Collection entries>
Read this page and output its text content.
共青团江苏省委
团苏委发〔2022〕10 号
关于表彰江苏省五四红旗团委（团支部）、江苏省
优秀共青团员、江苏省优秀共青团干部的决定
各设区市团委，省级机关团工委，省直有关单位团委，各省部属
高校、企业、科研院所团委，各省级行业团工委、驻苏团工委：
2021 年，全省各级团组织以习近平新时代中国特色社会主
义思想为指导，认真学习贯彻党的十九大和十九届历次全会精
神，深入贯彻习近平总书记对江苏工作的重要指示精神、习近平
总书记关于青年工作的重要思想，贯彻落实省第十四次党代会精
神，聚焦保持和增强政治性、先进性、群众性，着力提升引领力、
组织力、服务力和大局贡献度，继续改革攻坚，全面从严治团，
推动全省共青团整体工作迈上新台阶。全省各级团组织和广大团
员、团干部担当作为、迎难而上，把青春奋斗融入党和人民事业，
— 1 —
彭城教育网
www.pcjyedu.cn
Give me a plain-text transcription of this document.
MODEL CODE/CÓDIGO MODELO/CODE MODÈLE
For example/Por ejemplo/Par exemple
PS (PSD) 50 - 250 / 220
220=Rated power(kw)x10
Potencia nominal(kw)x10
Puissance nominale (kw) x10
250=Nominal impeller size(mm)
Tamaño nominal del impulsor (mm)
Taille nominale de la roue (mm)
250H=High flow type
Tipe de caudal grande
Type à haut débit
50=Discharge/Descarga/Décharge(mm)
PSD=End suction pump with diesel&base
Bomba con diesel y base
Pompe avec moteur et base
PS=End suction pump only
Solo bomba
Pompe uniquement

TASK>
Exactly reproduce all of the entries above.

COMPLETED TASK>
Read this page and output its text content.
共青团江苏省委
团苏委发〔2022〕10 号
关于表彰江苏省五四红旗团委（团支部）、江苏省
优秀共青团员、江苏省优秀共青团干部的决定
各设区市团委，省级机关团工委，省直有关单位团委，各省部属
高校、企业、科研院所团委，各省级行业团工委、驻苏团工委：
2021 年，全省各级团组织以习近平新时代中国特色社会主
义思想为指导，认真学习贯彻党的十九大和十九届历次全会精
神，深入贯彻习近平总书记对江苏工作的重要指示精神、习近平
总书记关于青年工作的重要思想，贯彻落实省第十四次党代会精
神，聚焦保持和增强政治性、先进性、群众性，着力提升引领力、
组织力、服务力和大局贡献度，继续改革攻坚，全面从严治团，
推动全省共青团整体工作迈上新台阶。全省各级团组织和广大团
员、团干部担当作为、迎难而上，把青春奋斗融入党和人民事业，
— 1 —
彭城教育网
www.pcjyedu.cn
Give me a plain-text transcription of this document.
MODEL CODE/CÓDIGO MODELO/CODE MODÈLE
For example/Por ejemplo/Par exemple
PS (PSD) 50 - 250 / 220
220=Rated power(kw)x10
Potencia nominal(kw)x10
Puissance nominale (kw) x10
250=Nominal impeller size(mm)
Tamaño nominal del impulsor (mm)
Taille nominale de la roue (mm)
250H=High flow type
Tipe de caudal grande
Type à haut débit
50=Discharge/Descarga/Décharge(mm)
PSD=End suction pump with diesel&base
Bomba con diesel y base
Pompe avec moteur et base
PS=End suction pump only
Solo bomba
Pompe uniquement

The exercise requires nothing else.